_What is asked_. The entries below should be output exactly as written.

(begin)

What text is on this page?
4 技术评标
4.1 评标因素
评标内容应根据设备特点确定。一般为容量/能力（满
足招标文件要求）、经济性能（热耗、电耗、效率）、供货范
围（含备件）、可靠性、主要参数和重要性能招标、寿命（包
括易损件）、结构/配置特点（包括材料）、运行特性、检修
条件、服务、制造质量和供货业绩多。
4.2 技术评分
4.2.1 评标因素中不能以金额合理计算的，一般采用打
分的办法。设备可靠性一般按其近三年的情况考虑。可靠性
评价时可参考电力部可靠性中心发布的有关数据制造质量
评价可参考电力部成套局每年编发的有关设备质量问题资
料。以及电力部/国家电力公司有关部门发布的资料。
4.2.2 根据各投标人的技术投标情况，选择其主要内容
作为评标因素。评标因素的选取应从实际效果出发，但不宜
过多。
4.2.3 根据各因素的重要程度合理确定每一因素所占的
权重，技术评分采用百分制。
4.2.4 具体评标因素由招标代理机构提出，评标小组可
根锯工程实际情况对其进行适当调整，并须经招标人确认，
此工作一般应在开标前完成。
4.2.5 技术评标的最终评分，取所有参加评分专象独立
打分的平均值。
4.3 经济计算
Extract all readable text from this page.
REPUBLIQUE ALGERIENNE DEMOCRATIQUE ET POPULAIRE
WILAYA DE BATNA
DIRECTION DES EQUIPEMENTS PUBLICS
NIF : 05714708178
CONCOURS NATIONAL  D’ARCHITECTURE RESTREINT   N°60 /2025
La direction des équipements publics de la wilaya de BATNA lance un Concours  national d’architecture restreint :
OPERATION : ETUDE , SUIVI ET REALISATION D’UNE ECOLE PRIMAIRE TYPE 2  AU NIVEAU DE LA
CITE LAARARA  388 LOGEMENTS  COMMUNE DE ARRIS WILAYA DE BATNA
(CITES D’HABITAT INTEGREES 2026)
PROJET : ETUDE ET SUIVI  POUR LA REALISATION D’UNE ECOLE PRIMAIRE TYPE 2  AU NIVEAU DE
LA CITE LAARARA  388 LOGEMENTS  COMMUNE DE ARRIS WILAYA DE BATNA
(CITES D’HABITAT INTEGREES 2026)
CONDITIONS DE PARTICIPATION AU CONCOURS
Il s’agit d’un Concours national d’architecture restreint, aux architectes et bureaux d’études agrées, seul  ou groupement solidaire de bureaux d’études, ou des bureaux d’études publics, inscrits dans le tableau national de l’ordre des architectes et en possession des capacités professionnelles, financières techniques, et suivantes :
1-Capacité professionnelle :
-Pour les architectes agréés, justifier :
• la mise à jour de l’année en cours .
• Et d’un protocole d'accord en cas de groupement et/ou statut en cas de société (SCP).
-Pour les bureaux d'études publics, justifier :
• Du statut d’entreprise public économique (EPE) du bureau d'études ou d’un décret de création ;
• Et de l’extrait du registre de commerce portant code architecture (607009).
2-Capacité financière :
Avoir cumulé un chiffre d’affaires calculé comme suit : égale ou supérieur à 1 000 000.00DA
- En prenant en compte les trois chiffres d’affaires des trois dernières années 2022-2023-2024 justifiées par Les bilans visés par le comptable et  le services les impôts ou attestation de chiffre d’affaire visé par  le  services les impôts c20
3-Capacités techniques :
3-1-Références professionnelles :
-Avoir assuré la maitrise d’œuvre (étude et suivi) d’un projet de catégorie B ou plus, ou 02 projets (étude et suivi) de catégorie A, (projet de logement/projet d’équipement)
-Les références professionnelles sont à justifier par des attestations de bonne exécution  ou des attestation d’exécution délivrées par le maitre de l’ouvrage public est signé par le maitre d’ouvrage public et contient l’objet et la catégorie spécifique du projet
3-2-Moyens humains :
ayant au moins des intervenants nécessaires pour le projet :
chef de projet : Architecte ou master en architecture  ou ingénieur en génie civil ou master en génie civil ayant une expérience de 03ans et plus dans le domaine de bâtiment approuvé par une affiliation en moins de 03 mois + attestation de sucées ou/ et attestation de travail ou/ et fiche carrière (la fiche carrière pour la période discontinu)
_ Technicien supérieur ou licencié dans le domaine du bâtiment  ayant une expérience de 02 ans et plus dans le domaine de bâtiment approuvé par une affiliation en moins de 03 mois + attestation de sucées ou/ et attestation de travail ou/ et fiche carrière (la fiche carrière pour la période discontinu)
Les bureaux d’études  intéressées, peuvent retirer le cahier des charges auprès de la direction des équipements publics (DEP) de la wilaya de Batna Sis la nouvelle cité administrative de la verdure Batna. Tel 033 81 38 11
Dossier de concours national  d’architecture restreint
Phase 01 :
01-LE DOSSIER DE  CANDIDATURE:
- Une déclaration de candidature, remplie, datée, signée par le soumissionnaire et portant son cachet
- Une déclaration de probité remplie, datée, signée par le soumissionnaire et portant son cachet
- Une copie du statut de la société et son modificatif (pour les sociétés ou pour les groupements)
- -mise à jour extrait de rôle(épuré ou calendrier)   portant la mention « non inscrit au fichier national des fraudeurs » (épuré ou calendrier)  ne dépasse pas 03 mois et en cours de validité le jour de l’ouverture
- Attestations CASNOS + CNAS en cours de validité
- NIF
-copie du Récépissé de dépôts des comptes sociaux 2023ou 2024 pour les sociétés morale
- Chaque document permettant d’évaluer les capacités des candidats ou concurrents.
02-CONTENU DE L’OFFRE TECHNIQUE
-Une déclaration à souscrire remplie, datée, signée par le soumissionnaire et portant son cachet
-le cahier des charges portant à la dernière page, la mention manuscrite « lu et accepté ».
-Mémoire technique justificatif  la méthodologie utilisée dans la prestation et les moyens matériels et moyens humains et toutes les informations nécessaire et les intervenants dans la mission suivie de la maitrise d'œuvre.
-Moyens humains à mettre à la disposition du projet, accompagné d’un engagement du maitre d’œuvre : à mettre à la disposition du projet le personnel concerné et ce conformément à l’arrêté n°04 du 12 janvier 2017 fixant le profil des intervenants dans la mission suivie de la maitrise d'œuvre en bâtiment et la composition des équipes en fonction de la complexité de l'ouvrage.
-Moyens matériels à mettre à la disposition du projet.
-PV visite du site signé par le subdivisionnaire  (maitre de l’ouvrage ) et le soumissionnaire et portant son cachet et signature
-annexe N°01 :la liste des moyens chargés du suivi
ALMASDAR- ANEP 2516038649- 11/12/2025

(end)

_The answer_.
What text is on this page?
4 技术评标
4.1 评标因素
评标内容应根据设备特点确定。一般为容量/能力（满
足招标文件要求）、经济性能（热耗、电耗、效率）、供货范
围（含备件）、可靠性、主要参数和重要性能招标、寿命（包
括易损件）、结构/配置特点（包括材料）、运行特性、检修
条件、服务、制造质量和供货业绩多。
4.2 技术评分
4.2.1 评标因素中不能以金额合理计算的，一般采用打
分的办法。设备可靠性一般按其近三年的情况考虑。可靠性
评价时可参考电力部可靠性中心发布的有关数据制造质量
评价可参考电力部成套局每年编发的有关设备质量问题资
料。以及电力部/国家电力公司有关部门发布的资料。
4.2.2 根据各投标人的技术投标情况，选择其主要内容
作为评标因素。评标因素的选取应从实际效果出发，但不宜
过多。
4.2.3 根据各因素的重要程度合理确定每一因素所占的
权重，技术评分采用百分制。
4.2.4 具体评标因素由招标代理机构提出，评标小组可
根锯工程实际情况对其进行适当调整，并须经招标人确认，
此工作一般应在开标前完成。
4.2.5 技术评标的最终评分，取所有参加评分专象独立
打分的平均值。
4.3 经济计算
Extract all readable text from this page.
REPUBLIQUE ALGERIENNE DEMOCRATIQUE ET POPULAIRE
WILAYA DE BATNA
DIRECTION DES EQUIPEMENTS PUBLICS
NIF : 05714708178
CONCOURS NATIONAL  D’ARCHITECTURE RESTREINT   N°60 /2025
La direction des équipements publics de la wilaya de BATNA lance un Concours  national d’architecture restreint :
OPERATION : ETUDE , SUIVI ET REALISATION D’UNE ECOLE PRIMAIRE TYPE 2  AU NIVEAU DE LA
CITE LAARARA  388 LOGEMENTS  COMMUNE DE ARRIS WILAYA DE BATNA
(CITES D’HABITAT INTEGREES 2026)
PROJET : ETUDE ET SUIVI  POUR LA REALISATION D’UNE ECOLE PRIMAIRE TYPE 2  AU NIVEAU DE
LA CITE LAARARA  388 LOGEMENTS  COMMUNE DE ARRIS WILAYA DE BATNA
(CITES D’HABITAT INTEGREES 2026)
CONDITIONS DE PARTICIPATION AU CONCOURS
Il s’agit d’un Concours national d’architecture restreint, aux architectes et bureaux d’études agrées, seul  ou groupement solidaire de bureaux d’études, ou des bureaux d’études publics, inscrits dans le tableau national de l’ordre des architectes et en possession des capacités professionnelles, financières techniques, et suivantes :
1-Capacité professionnelle :
-Pour les architectes agréés, justifier :
• la mise à jour de l’année en cours .
• Et d’un protocole d'accord en cas de groupement et/ou statut en cas de société (SCP).
-Pour les bureaux d'études publics, justifier :
• Du statut d’entreprise public économique (EPE) du bureau d'études ou d’un décret de création ;
• Et de l’extrait du registre de commerce portant code architecture (607009).
2-Capacité financière :
Avoir cumulé un chiffre d’affaires calculé comme suit : égale ou supérieur à 1 000 000.00DA
- En prenant en compte les trois chiffres d’affaires des trois dernières années 2022-2023-2024 justifiées par Les bilans visés par le comptable et  le services les impôts ou attestation de chiffre d’affaire visé par  le  services les impôts c20
3-Capacités techniques :
3-1-Références professionnelles :
-Avoir assuré la maitrise d’œuvre (étude et suivi) d’un projet de catégorie B ou plus, ou 02 projets (étude et suivi) de catégorie A, (projet de logement/projet d’équipement)
-Les références professionnelles sont à justifier par des attestations de bonne exécution  ou des attestation d’exécution délivrées par le maitre de l’ouvrage public est signé par le maitre d’ouvrage public et contient l’objet et la catégorie spécifique du projet
3-2-Moyens humains :
ayant au moins des intervenants nécessaires pour le projet :
chef de projet : Architecte ou master en architecture  ou ingénieur en génie civil ou master en génie civil ayant une expérience de 03ans et plus dans le domaine de bâtiment approuvé par une affiliation en moins de 03 mois + attestation de sucées ou/ et attestation de travail ou/ et fiche carrière (la fiche carrière pour la période discontinu)
_ Technicien supérieur ou licencié dans le domaine du bâtiment  ayant une expérience de 02 ans et plus dans le domaine de bâtiment approuvé par une affiliation en moins de 03 mois + attestation de sucées ou/ et attestation de travail ou/ et fiche carrière (la fiche carrière pour la période discontinu)
Les bureaux d’études  intéressées, peuvent retirer le cahier des charges auprès de la direction des équipements publics (DEP) de la wilaya de Batna Sis la nouvelle cité administrative de la verdure Batna. Tel 033 81 38 11
Dossier de concours national  d’architecture restreint
Phase 01 :
01-LE DOSSIER DE  CANDIDATURE:
- Une déclaration de candidature, remplie, datée, signée par le soumissionnaire et portant son cachet
- Une déclaration de probité remplie, datée, signée par le soumissionnaire et portant son cachet
- Une copie du statut de la société et son modificatif (pour les sociétés ou pour les groupements)
- -mise à jour extrait de rôle(épuré ou calendrier)   portant la mention « non inscrit au fichier national des fraudeurs » (épuré ou calendrier)  ne dépasse pas 03 mois et en cours de validité le jour de l’ouverture
- Attestations CASNOS + CNAS en cours de validité
- NIF
-copie du Récépissé de dépôts des comptes sociaux 2023ou 2024 pour les sociétés morale
- Chaque document permettant d’évaluer les capacités des candidats ou concurrents.
02-CONTENU DE L’OFFRE TECHNIQUE
-Une déclaration à souscrire remplie, datée, signée par le soumissionnaire et portant son cachet
-le cahier des charges portant à la dernière page, la mention manuscrite « lu et accepté ».
-Mémoire technique justificatif  la méthodologie utilisée dans la prestation et les moyens matériels et moyens humains et toutes les informations nécessaire et les intervenants dans la mission suivie de la maitrise d'œuvre.
-Moyens humains à mettre à la disposition du projet, accompagné d’un engagement du maitre d’œuvre : à mettre à la disposition du projet le personnel concerné et ce conformément à l’arrêté n°04 du 12 janvier 2017 fixant le profil des intervenants dans la mission suivie de la maitrise d'œuvre en bâtiment et la composition des équipes en fonction de la complexité de l'ouvrage.
-Moyens matériels à mettre à la disposition du projet.
-PV visite du site signé par le subdivisionnaire  (maitre de l’ouvrage ) et le soumissionnaire et portant son cachet et signature
-annexe N°01 :la liste des moyens chargés du suivi
ALMASDAR- ANEP 2516038649- 11/12/2025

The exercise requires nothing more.